* Given exercise:
Return each line of the material verbatim.

* Listed records:
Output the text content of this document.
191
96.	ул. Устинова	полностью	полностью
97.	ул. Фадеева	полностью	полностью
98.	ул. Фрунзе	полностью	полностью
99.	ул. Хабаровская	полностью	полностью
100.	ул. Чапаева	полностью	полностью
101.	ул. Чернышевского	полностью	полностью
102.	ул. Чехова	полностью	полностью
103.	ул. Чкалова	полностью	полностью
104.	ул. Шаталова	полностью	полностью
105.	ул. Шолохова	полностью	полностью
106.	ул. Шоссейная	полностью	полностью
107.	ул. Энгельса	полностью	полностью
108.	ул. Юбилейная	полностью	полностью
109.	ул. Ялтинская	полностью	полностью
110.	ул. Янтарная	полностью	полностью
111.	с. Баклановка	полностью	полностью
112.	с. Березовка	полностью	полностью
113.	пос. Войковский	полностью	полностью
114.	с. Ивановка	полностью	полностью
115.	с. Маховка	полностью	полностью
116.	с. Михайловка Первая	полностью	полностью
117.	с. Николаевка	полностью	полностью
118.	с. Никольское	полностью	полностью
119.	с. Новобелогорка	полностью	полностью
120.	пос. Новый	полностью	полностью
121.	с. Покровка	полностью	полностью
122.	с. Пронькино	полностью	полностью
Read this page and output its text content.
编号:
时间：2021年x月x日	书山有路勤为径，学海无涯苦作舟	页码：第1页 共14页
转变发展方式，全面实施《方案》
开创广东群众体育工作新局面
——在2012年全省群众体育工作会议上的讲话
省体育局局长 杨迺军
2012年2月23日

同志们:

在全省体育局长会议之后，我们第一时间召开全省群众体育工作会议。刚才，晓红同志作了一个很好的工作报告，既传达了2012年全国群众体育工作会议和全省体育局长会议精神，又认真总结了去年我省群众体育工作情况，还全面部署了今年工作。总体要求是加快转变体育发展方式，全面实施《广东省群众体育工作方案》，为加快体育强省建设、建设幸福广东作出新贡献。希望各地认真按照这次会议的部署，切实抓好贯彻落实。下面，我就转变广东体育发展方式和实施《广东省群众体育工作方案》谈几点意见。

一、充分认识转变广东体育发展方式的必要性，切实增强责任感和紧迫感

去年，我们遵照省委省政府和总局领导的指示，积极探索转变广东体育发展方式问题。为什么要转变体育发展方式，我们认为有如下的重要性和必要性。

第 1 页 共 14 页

* Exercise response:
Output the text content of this document.
191
96.	ул. Устинова	полностью	полностью
97.	ул. Фадеева	полностью	полностью
98.	ул. Фрунзе	полностью	полностью
99.	ул. Хабаровская	полностью	полностью
100.	ул. Чапаева	полностью	полностью
101.	ул. Чернышевского	полностью	полностью
102.	ул. Чехова	полностью	полностью
103.	ул. Чкалова	полностью	полностью
104.	ул. Шаталова	полностью	полностью
105.	ул. Шолохова	полностью	полностью
106.	ул. Шоссейная	полностью	полностью
107.	ул. Энгельса	полностью	полностью
108.	ул. Юбилейная	полностью	полностью
109.	ул. Ялтинская	полностью	полностью
110.	ул. Янтарная	полностью	полностью
111.	с. Баклановка	полностью	полностью
112.	с. Березовка	полностью	полностью
113.	пос. Войковский	полностью	полностью
114.	с. Ивановка	полностью	полностью
115.	с. Маховка	полностью	полностью
116.	с. Михайловка Первая	полностью	полностью
117.	с. Николаевка	полностью	полностью
118.	с. Никольское	полностью	полностью
119.	с. Новобелогорка	полностью	полностью
120.	пос. Новый	полностью	полностью
121.	с. Покровка	полностью	полностью
122.	с. Пронькино	полностью	полностью
Read this page and output its text content.
编号:
时间：2021年x月x日	书山有路勤为径，学海无涯苦作舟	页码：第1页 共14页
转变发展方式，全面实施《方案》
开创广东群众体育工作新局面
——在2012年全省群众体育工作会议上的讲话
省体育局局长 杨迺军
2012年2月23日

同志们:

在全省体育局长会议之后，我们第一时间召开全省群众体育工作会议。刚才，晓红同志作了一个很好的工作报告，既传达了2012年全国群众体育工作会议和全省体育局长会议精神，又认真总结了去年我省群众体育工作情况，还全面部署了今年工作。总体要求是加快转变体育发展方式，全面实施《广东省群众体育工作方案》，为加快体育强省建设、建设幸福广东作出新贡献。希望各地认真按照这次会议的部署，切实抓好贯彻落实。下面，我就转变广东体育发展方式和实施《广东省群众体育工作方案》谈几点意见。

一、充分认识转变广东体育发展方式的必要性，切实增强责任感和紧迫感

去年，我们遵照省委省政府和总局领导的指示，积极探索转变广东体育发展方式问题。为什么要转变体育发展方式，我们认为有如下的重要性和必要性。

第 1 页 共 14 页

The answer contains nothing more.